(Stored entries)

————

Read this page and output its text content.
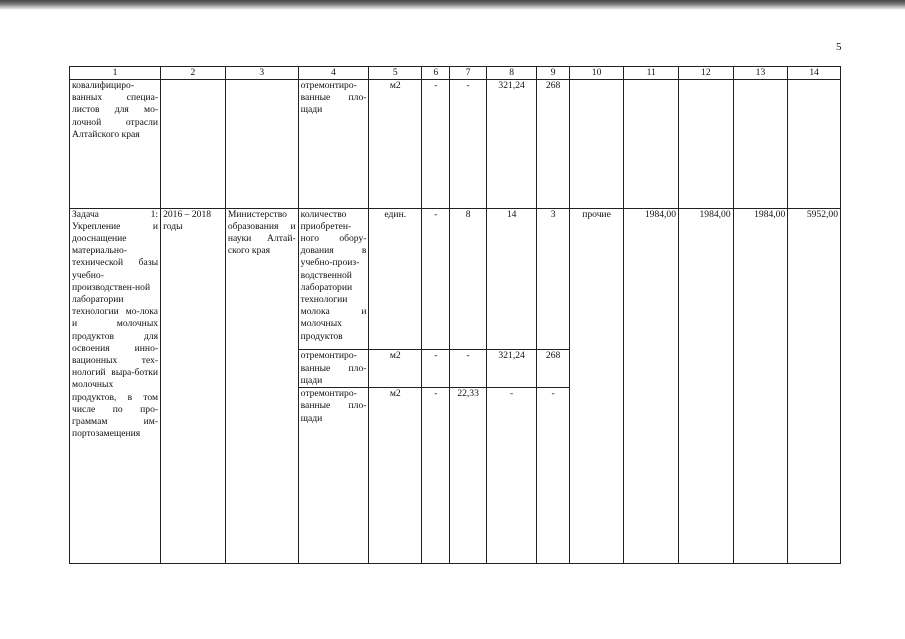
5
1	2	3	4	5	6	7	8	9	10	11	12	13	14
ковалифициро-ванных специа-листов для мо-лочной отрасли Алтайского края			отремонтиро-ванные пло-щади	м2	-	-	321,24	268					
Задача 1: Укрепление и дооснащение материально-технической базы учебно-производствен-ной лаборатории технологии мо-лока и молочных продуктов для освоения инно-вационных тех-нологий выра-ботки молочных продуктов, в том числе по про-граммам им-портозамещения	2016 – 2018 годы	Министерство образования и науки Алтай-ского края	количество приобретен-ного обору-дования в учебно-произ-водственной лаборатории технологии молока и молочных продуктов	един.	-	8	14	3	прочие	1984,00	1984,00	1984,00	5952,00
			отремонтиро-ванные пло-щади	м2	-	-	321,24	268					
			отремонтиро-ванные пло-щади	м2	-	22,33	-	-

————

Exercise> Your reply is one number: how many lines of the records above contain the word "ванные".

Final result> 3